§ **Task input**:
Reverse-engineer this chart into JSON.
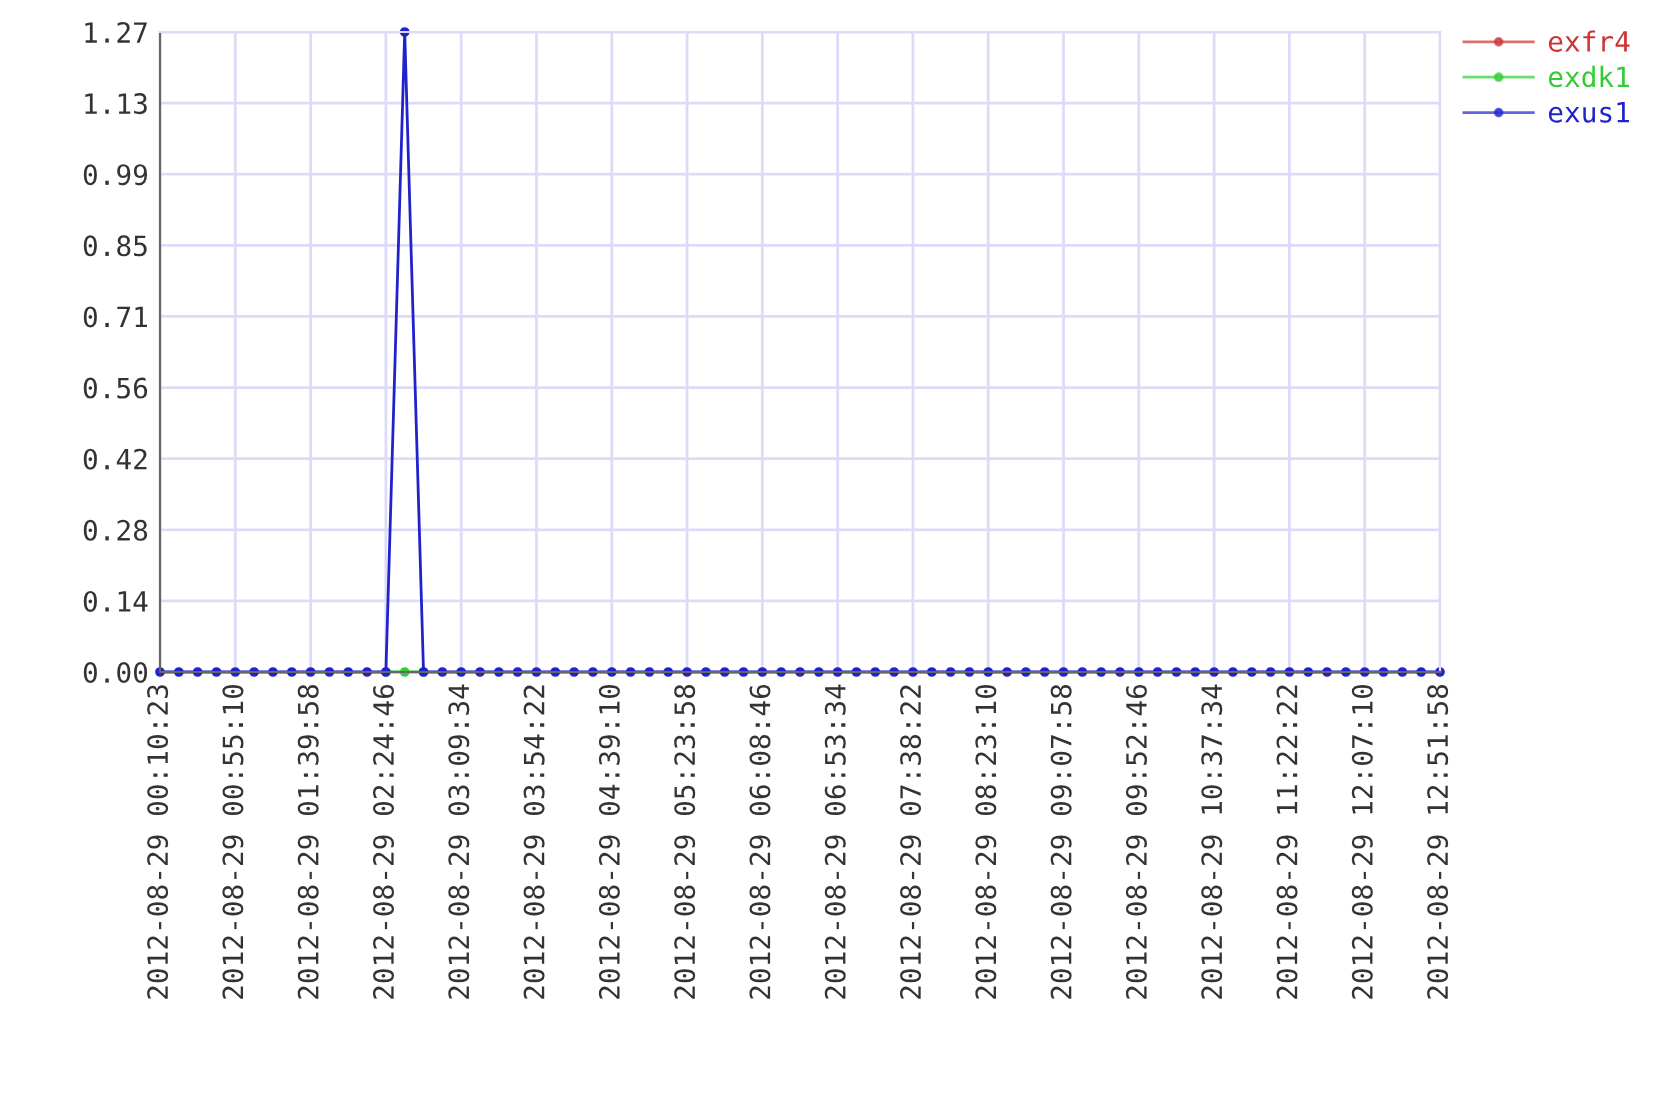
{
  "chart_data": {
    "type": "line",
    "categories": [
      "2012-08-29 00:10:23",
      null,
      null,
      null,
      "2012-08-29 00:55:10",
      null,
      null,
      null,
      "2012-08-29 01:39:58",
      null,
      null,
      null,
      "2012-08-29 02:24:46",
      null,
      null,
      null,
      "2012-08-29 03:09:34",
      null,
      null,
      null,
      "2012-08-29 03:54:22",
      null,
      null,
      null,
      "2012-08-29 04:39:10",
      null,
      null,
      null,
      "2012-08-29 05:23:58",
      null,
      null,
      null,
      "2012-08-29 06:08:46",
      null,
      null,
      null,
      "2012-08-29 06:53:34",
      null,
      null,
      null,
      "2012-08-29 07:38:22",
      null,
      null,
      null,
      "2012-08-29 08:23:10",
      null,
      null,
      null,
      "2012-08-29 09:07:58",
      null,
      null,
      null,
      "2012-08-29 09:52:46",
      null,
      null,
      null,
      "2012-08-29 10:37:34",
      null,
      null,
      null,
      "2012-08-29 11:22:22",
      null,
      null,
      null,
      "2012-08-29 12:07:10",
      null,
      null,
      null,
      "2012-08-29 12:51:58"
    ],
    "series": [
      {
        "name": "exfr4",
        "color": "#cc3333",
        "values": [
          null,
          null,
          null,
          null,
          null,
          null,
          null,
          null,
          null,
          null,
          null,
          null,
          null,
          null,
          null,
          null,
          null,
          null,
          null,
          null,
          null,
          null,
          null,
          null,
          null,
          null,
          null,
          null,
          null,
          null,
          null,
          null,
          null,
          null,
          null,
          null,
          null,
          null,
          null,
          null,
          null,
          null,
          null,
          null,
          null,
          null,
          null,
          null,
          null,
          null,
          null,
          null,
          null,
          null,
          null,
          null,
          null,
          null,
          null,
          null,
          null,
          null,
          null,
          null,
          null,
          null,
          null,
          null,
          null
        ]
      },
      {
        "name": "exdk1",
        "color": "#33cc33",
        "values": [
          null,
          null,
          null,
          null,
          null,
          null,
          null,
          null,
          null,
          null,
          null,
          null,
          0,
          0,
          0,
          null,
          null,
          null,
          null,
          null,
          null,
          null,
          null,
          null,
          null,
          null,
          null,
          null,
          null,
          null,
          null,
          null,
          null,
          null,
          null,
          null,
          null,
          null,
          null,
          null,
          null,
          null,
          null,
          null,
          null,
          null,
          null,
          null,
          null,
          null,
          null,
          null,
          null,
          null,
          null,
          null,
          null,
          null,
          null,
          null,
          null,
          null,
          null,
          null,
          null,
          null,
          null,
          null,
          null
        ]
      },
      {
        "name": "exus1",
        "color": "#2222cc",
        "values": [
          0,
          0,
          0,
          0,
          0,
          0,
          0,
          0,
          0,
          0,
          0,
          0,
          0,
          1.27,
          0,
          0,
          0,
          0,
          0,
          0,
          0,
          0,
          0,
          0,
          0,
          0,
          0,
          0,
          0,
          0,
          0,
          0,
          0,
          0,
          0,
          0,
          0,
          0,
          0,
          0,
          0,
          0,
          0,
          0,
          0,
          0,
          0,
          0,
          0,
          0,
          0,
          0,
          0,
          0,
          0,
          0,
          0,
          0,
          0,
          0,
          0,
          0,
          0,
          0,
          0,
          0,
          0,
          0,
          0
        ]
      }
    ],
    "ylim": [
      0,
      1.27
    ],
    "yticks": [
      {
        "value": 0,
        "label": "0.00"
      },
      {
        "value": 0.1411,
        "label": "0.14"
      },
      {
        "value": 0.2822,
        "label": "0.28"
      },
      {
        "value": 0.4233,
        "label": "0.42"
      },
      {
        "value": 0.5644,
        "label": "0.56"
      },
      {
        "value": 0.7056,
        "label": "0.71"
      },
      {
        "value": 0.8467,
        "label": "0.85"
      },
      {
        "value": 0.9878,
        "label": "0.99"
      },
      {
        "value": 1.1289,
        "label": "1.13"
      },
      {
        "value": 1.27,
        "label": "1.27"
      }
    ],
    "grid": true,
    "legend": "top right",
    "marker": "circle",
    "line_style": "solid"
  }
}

§ **Task prompt**: The records above must be transcribed exactly. Pictures are left out of the copy.

§ **Solution to the problem**:
Reverse-engineer this chart into JSON.
{
  "chart_data": {
    "type": "line",
    "categories": [
      "2012-08-29 00:10:23",
      null,
      null,
      null,
      "2012-08-29 00:55:10",
      null,
      null,
      null,
      "2012-08-29 01:39:58",
      null,
      null,
      null,
      "2012-08-29 02:24:46",
      null,
      null,
      null,
      "2012-08-29 03:09:34",
      null,
      null,
      null,
      "2012-08-29 03:54:22",
      null,
      null,
      null,
      "2012-08-29 04:39:10",
      null,
      null,
      null,
      "2012-08-29 05:23:58",
      null,
      null,
      null,
      "2012-08-29 06:08:46",
      null,
      null,
      null,
      "2012-08-29 06:53:34",
      null,
      null,
      null,
      "2012-08-29 07:38:22",
      null,
      null,
      null,
      "2012-08-29 08:23:10",
      null,
      null,
      null,
      "2012-08-29 09:07:58",
      null,
      null,
      null,
      "2012-08-29 09:52:46",
      null,
      null,
      null,
      "2012-08-29 10:37:34",
      null,
      null,
      null,
      "2012-08-29 11:22:22",
      null,
      null,
      null,
      "2012-08-29 12:07:10",
      null,
      null,
      null,
      "2012-08-29 12:51:58"
    ],
    "series": [
      {
        "name": "exfr4",
        "color": "#cc3333",
        "values": [
          null,
          null,
          null,
          null,
          null,
          null,
          null,
          null,
          null,
          null,
          null,
          null,
          null,
          null,
          null,
          null,
          null,
          null,
          null,
          null,
          null,
          null,
          null,
          null,
          null,
          null,
          null,
          null,
          null,
          null,
          null,
          null,
          null,
          null,
          null,
          null,
          null,
          null,
          null,
          null,
          null,
          null,
          null,
          null,
          null,
          null,
          null,
          null,
          null,
          null,
          null,
          null,
          null,
          null,
          null,
          null,
          null,
          null,
          null,
          null,
          null,
          null,
          null,
          null,
          null,
          null,
          null,
          null,
          null
        ]
      },
      {
        "name": "exdk1",
        "color": "#33cc33",
        "values": [
          null,
          null,
          null,
          null,
          null,
          null,
          null,
          null,
          null,
          null,
          null,
          null,
          0,
          0,
          0,
          null,
          null,
          null,
          null,
          null,
          null,
          null,
          null,
          null,
          null,
          null,
          null,
          null,
          null,
          null,
          null,
          null,
          null,
          null,
          null,
          null,
          null,
          null,
          null,
          null,
          null,
          null,
          null,
          null,
          null,
          null,
          null,
          null,
          null,
          null,
          null,
          null,
          null,
          null,
          null,
          null,
          null,
          null,
          null,
          null,
          null,
          null,
          null,
          null,
          null,
          null,
          null,
          null,
          null
        ]
      },
      {
        "name": "exus1",
        "color": "#2222cc",
        "values": [
          0,
          0,
          0,
          0,
          0,
          0,
          0,
          0,
          0,
          0,
          0,
          0,
          0,
          1.27,
          0,
          0,
          0,
          0,
          0,
          0,
          0,
          0,
          0,
          0,
          0,
          0,
          0,
          0,
          0,
          0,
          0,
          0,
          0,
          0,
          0,
          0,
          0,
          0,
          0,
          0,
          0,
          0,
          0,
          0,
          0,
          0,
          0,
          0,
          0,
          0,
          0,
          0,
          0,
          0,
          0,
          0,
          0,
          0,
          0,
          0,
          0,
          0,
          0,
          0,
          0,
          0,
          0,
          0,
          0
        ]
      }
    ],
    "ylim": [
      0,
      1.27
    ],
    "yticks": [
      {
        "value": 0,
        "label": "0.00"
      },
      {
        "value": 0.1411,
        "label": "0.14"
      },
      {
        "value": 0.2822,
        "label": "0.28"
      },
      {
        "value": 0.4233,
        "label": "0.42"
      },
      {
        "value": 0.5644,
        "label": "0.56"
      },
      {
        "value": 0.7056,
        "label": "0.71"
      },
      {
        "value": 0.8467,
        "label": "0.85"
      },
      {
        "value": 0.9878,
        "label": "0.99"
      },
      {
        "value": 1.1289,
        "label": "1.13"
      },
      {
        "value": 1.27,
        "label": "1.27"
      }
    ],
    "grid": true,
    "legend": "top right",
    "marker": "circle",
    "line_style": "solid"
  }
}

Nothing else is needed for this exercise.